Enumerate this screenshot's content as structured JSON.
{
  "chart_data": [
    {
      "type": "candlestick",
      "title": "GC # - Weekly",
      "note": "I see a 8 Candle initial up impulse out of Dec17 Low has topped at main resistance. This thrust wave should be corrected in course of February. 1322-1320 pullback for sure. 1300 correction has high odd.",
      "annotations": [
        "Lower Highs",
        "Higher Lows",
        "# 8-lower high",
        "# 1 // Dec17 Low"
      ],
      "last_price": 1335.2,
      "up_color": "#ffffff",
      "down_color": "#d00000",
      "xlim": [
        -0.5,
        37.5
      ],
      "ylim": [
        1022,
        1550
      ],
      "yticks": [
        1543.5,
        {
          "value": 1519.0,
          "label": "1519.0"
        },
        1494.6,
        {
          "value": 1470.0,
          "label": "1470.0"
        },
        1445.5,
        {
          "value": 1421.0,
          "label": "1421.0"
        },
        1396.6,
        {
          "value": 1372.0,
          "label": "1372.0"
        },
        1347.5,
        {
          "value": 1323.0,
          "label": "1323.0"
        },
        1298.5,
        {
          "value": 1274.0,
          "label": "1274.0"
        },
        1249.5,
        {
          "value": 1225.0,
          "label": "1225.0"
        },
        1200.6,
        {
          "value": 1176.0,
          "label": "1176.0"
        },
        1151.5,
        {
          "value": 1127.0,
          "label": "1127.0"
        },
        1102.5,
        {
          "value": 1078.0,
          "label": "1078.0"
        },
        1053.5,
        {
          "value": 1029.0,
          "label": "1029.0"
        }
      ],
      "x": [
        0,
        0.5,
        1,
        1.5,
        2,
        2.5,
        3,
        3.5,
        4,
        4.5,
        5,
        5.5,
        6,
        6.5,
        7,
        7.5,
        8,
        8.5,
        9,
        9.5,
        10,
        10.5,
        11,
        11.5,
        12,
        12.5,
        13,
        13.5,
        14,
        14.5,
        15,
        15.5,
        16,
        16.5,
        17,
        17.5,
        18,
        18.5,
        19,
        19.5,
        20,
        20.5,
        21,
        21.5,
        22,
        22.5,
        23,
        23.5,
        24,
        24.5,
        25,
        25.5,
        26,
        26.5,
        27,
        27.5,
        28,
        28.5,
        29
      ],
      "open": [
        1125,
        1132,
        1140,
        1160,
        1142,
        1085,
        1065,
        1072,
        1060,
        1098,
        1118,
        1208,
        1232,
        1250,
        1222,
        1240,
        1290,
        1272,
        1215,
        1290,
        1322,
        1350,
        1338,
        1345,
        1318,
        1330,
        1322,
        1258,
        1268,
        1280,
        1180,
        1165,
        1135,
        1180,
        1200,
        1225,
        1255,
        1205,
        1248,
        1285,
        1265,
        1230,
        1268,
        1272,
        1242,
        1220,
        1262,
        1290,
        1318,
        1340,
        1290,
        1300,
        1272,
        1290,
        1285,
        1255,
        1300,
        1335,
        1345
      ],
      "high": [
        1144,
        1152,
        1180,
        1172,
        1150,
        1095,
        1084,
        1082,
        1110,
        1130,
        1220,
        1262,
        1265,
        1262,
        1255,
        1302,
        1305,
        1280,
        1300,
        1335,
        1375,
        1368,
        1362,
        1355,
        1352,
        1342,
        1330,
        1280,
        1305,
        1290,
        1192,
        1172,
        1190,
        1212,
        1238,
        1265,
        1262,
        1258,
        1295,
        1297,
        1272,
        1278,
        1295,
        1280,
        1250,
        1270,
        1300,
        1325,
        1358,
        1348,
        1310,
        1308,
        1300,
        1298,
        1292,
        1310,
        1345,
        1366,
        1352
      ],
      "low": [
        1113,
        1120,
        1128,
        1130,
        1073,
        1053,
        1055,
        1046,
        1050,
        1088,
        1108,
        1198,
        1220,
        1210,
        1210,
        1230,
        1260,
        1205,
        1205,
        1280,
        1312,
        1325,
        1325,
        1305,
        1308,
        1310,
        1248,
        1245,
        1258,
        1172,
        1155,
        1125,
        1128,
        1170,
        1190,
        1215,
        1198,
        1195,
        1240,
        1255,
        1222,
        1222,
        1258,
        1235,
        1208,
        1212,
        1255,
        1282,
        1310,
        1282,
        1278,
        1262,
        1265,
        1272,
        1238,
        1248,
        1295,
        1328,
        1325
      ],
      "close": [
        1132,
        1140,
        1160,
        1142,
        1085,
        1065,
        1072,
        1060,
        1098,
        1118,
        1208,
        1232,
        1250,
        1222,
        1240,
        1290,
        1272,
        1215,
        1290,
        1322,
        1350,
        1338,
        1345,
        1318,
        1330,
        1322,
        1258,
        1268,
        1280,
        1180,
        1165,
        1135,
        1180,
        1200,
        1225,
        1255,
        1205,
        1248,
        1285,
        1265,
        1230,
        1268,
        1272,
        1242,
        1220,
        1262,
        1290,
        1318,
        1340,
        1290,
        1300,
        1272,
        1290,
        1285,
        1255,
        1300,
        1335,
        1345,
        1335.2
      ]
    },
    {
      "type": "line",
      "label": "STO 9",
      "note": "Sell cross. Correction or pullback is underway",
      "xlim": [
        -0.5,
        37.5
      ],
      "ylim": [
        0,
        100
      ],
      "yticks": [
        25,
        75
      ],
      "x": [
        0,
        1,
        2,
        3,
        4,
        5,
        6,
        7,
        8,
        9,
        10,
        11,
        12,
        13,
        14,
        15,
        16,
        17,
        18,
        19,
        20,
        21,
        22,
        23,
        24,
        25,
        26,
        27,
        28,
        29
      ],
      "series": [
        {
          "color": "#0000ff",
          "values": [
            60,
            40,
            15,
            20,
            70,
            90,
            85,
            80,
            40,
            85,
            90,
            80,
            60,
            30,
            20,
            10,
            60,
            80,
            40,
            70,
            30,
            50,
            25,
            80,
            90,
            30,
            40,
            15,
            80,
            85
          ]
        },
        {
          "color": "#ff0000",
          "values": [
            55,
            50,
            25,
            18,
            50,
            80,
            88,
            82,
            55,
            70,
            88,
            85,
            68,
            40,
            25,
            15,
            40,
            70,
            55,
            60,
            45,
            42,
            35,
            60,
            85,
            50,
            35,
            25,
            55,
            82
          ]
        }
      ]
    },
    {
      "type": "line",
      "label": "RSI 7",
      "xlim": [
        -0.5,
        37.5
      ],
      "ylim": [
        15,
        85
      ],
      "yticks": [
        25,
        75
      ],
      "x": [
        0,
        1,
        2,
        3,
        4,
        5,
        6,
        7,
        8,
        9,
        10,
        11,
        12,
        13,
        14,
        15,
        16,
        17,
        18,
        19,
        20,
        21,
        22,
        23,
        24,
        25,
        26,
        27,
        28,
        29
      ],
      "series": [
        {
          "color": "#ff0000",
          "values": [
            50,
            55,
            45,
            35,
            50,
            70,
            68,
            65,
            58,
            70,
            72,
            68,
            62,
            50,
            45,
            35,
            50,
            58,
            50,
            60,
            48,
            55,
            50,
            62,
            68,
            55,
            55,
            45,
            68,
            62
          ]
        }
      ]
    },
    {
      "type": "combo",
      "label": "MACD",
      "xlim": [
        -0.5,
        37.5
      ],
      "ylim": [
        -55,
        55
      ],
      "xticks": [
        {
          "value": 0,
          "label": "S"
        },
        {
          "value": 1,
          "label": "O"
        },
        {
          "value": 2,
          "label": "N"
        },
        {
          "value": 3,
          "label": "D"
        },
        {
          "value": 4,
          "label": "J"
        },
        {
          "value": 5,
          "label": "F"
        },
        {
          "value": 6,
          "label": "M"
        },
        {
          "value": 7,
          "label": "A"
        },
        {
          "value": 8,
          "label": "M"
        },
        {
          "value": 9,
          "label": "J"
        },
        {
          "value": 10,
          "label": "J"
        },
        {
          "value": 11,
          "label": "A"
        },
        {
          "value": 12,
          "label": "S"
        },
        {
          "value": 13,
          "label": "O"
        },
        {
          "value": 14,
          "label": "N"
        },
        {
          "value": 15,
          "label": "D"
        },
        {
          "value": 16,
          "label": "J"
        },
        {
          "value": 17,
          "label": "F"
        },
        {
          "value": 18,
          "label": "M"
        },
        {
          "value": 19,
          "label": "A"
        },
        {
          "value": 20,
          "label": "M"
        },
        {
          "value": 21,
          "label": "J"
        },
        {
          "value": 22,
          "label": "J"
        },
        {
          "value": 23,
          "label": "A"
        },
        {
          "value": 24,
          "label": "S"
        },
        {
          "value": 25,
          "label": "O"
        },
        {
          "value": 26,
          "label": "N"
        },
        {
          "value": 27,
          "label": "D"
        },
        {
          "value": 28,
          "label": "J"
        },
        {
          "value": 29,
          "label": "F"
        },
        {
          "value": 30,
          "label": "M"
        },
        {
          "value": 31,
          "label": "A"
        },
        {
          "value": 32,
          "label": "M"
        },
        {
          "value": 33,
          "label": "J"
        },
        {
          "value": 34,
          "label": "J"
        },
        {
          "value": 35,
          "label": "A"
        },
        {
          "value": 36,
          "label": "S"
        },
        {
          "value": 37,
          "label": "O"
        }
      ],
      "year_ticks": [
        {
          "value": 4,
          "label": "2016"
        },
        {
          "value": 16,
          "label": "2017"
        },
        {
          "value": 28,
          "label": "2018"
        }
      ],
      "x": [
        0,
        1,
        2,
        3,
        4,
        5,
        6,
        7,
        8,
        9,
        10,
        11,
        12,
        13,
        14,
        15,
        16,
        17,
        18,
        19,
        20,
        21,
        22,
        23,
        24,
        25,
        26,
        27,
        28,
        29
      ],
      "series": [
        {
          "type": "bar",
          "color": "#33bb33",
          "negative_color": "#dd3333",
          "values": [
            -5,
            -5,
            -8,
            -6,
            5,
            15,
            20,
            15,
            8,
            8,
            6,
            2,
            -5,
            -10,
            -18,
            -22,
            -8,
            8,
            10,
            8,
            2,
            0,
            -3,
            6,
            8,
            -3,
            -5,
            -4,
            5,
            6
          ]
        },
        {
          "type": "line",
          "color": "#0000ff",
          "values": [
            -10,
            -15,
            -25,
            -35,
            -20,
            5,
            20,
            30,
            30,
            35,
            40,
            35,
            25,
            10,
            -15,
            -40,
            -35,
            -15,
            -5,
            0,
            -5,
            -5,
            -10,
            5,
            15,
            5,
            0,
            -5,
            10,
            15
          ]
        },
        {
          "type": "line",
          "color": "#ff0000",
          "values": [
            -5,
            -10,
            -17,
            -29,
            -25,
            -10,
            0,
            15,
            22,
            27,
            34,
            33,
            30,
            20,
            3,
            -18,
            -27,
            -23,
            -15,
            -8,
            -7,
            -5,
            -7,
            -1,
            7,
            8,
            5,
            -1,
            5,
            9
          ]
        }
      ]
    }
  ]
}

§ What you are asked to do:
Pull every line containing "pullback" from the data.

§ Task solution:
      "note": "I see a 8 Candle initial up impulse out of Dec17 Low has topped at main resistance. This thrust wave should be corrected in course of February. 1322-1320 pullback for sure. 1300 correction has high odd.",
      "note": "Sell cross. Correction or pullback is underway",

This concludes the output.